• Objective A
Lay out the layout region rows, from the first row through the row containing "data-point [476, 454, 488, 466]", as a Markdown table with the columns No. and Line, omitting any blank lines.

• Text shown
=-=-=
It’s been a week now since Josh Quirk left this world, and among the thousands of turbulent emotions running through my head in the intervening time, the one I keep coming back to is that there’s one less person in this world who’ll tell me how full of shit I can be. It was a role I very much needed him to take, and by good luck, one he relished.
I knew the guy 30 years and now, after his death from organ failure at age 50, I can say with certainty that I never met anyone quite like him. Oh, I knew more than my fair share of oddballs and miscreants through the years — that’s a given when a man comes of age in a place like Chapel Hill, North Carolina — and there were those with more tattoos, crazier hair, nuttier political opinions and more obscure tastes in music. But none of them ever got under my skin, and stayed there, in such a persistent and endearing way. As I have written elsewhere, he could rub people the wrong way or alternatively be a perfect asshole whenever he wanted; but somehow, the guy had a way of making you love him for it.
We met as undergraduates at UNC in the fall of 1994 — I a reserved small-town Southern kid, he a hybrid Midwesterner with a brash sensibility and a penchant for punk rock and old-school hip hop — and we hit it off, although it took awhile. He seemed to have adjusted much more readily than I to the college scene, made friends more easily (and enemies, even easier) and provided something of a blueprint for a guy still trying to find his voice and get his feet fully underneath him. It would be a mistake to say that Josh was a role model — I can hear him laughing his ass off right now at the very suggestion — but he represented a new way of looking at, and interacting with, the world. Not too many years removed from high school, where being perceived as an intellectual meant that, at a minimum, you were regarded as something *other* by the majority of your classmates, the notion that Josh and others represented — the idea that the smartest guy in the room could also be the coolest motherfucker on the block — proved enticing, and something to strive for. (Thirty years later I may not always be the CMFOTB, but I’m usually in the top three.)
=-=-=
Layout region records:
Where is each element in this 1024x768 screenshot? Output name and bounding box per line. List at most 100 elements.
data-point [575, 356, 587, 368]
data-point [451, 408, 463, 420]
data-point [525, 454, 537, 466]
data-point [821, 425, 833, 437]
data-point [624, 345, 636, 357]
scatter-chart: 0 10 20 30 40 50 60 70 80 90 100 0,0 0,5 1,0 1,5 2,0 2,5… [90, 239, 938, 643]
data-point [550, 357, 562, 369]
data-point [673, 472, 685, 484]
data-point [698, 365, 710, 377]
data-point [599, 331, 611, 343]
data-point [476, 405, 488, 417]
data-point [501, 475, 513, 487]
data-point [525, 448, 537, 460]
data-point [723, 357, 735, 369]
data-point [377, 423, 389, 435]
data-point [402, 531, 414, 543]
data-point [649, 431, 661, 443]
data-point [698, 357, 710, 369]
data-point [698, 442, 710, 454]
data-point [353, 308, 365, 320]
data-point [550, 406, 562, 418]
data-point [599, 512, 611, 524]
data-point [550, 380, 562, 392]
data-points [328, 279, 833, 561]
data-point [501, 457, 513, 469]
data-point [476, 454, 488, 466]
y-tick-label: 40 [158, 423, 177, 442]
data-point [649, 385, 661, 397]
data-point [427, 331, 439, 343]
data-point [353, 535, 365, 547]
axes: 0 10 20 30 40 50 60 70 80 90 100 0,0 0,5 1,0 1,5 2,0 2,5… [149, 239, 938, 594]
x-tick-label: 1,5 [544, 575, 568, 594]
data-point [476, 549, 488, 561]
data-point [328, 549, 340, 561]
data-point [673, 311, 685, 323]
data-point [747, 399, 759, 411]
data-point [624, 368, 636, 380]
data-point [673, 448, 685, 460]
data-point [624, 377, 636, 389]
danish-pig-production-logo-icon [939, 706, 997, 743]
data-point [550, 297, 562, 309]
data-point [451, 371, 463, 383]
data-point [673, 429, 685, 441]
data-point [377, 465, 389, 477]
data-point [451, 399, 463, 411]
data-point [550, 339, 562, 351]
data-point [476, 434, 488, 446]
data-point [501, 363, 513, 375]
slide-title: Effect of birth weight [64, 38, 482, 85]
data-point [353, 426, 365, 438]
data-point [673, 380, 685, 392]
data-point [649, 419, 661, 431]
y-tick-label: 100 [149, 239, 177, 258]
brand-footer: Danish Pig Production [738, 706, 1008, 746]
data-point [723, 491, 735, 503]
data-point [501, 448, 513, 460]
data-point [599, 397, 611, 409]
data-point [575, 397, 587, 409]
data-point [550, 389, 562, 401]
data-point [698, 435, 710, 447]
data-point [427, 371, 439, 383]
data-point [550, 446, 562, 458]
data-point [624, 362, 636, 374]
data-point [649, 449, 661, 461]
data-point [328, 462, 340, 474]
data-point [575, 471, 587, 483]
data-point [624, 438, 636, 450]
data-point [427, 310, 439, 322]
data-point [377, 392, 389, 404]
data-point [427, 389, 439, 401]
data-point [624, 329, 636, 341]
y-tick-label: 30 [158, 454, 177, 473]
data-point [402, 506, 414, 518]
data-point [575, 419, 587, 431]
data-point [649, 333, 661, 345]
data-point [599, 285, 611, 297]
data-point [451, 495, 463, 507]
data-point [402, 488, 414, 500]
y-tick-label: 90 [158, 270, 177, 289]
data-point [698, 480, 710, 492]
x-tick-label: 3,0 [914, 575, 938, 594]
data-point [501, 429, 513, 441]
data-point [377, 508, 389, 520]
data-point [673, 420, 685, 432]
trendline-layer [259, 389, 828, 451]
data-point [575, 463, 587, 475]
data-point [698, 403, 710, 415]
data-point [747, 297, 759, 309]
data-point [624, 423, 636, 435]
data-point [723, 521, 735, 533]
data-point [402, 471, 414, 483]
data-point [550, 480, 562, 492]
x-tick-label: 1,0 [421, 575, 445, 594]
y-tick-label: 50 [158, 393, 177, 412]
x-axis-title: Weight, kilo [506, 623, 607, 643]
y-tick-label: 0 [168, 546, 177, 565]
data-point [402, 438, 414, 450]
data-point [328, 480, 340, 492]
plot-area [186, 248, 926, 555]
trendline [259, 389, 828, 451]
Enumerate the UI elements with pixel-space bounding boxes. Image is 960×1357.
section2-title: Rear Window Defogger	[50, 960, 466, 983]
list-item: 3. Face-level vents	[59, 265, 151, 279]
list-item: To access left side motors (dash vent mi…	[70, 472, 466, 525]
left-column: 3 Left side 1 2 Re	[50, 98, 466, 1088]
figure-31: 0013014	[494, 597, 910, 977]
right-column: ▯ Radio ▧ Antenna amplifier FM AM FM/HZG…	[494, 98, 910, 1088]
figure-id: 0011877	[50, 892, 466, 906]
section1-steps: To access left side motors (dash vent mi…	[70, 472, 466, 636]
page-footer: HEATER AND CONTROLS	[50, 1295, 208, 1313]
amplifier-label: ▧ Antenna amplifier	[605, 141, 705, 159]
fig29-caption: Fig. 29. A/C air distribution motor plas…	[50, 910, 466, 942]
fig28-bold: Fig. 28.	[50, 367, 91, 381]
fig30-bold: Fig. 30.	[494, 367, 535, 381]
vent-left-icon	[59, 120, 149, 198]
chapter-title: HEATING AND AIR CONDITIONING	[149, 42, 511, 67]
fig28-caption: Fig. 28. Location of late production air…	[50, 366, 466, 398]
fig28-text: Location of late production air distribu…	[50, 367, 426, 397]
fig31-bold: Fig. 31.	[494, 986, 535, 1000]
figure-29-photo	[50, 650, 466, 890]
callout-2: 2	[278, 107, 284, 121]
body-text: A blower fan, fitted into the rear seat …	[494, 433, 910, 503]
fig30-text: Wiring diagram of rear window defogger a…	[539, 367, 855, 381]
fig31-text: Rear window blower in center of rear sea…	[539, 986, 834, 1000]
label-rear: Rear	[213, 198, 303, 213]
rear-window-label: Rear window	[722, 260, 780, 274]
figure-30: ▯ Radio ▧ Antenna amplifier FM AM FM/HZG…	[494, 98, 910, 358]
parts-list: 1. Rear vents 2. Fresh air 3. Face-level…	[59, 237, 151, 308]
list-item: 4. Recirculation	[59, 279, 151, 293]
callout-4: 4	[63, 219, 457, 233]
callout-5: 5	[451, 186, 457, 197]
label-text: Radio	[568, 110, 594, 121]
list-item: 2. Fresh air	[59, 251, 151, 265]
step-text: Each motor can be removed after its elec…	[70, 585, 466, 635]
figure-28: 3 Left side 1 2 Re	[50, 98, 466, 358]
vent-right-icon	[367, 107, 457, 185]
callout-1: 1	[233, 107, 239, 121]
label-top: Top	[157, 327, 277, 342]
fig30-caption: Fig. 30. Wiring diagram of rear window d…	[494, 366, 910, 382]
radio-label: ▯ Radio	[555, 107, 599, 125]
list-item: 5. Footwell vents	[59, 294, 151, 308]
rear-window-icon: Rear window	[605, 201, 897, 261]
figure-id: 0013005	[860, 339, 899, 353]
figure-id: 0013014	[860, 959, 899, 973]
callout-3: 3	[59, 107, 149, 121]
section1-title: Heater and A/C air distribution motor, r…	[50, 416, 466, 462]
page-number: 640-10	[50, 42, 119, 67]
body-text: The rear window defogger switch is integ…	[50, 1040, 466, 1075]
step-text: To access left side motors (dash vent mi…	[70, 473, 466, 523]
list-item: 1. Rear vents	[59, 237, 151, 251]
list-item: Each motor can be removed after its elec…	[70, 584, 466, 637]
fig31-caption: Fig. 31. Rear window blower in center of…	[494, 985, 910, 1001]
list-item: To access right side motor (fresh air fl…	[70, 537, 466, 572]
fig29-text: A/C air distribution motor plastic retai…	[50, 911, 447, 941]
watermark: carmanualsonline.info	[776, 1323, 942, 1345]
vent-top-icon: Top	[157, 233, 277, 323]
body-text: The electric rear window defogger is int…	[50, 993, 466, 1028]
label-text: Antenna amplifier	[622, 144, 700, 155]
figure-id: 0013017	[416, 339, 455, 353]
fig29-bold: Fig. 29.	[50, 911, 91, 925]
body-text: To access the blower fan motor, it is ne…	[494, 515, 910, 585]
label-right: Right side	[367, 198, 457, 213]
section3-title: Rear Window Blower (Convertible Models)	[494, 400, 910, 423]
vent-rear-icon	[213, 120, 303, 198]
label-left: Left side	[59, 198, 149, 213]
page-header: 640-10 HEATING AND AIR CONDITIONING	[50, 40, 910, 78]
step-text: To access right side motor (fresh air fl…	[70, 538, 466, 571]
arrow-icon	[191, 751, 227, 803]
=-=-=
• Objective B
Repeat word for word the passage of the remembrance of Josh Quirk from "I knew the guy" to "him for it.".

• Full response A
| No. | Line |
|---|---|
| 1 | Where is each element in this 1024x768 screenshot? Output name and bounding box per line. List at most 100 elements. |
| 2 | data-point [575, 356, 587, 368] |
| 3 | data-point [451, 408, 463, 420] |
| 4 | data-point [525, 454, 537, 466] |
| 5 | data-point [821, 425, 833, 437] |
| 6 | data-point [624, 345, 636, 357] |
| 7 | scatter-chart: 0 10 20 30 40 50 60 70 80 90 100 0,0 0,5 1,0 1,5 2,0 2,5… [90, 239, 938, 643] |
| 8 | data-point [550, 357, 562, 369] |
| 9 | data-point [673, 472, 685, 484] |
| 10 | data-point [698, 365, 710, 377] |
| 11 | data-point [599, 331, 611, 343] |
| 12 | data-point [476, 405, 488, 417] |
| 13 | data-point [501, 475, 513, 487] |
| 14 | data-point [525, 448, 537, 460] |
| 15 | data-point [723, 357, 735, 369] |
| 16 | data-point [377, 423, 389, 435] |
| 17 | data-point [402, 531, 414, 543] |
| 18 | data-point [649, 431, 661, 443] |
| 19 | data-point [698, 357, 710, 369] |
| 20 | data-point [698, 442, 710, 454] |
| 21 | data-point [353, 308, 365, 320] |
| 22 | data-point [550, 406, 562, 418] |
| 23 | data-point [599, 512, 611, 524] |
| 24 | data-point [550, 380, 562, 392] |
| 25 | data-points [328, 279, 833, 561] |
| 26 | data-point [501, 457, 513, 469] |
| 27 | data-point [476, 454, 488, 466] |

• Full response B
I knew the guy 30 years and now, after his death from organ failure at age 50, I can say with certainty that I never met anyone quite like him. Oh, I knew more than my fair share of oddballs and miscreants through the years — that’s a given when a man comes of age in a place like Chapel Hill, North Carolina — and there were those with more tattoos, crazier hair, nuttier political opinions and more obscure tastes in music. But none of them ever got under my skin, and stayed there, in such a persistent and endearing way. As I have written elsewhere, he could rub people the wrong way or alternatively be a perfect asshole whenever he wanted; but somehow, the guy had a way of making you love him for it.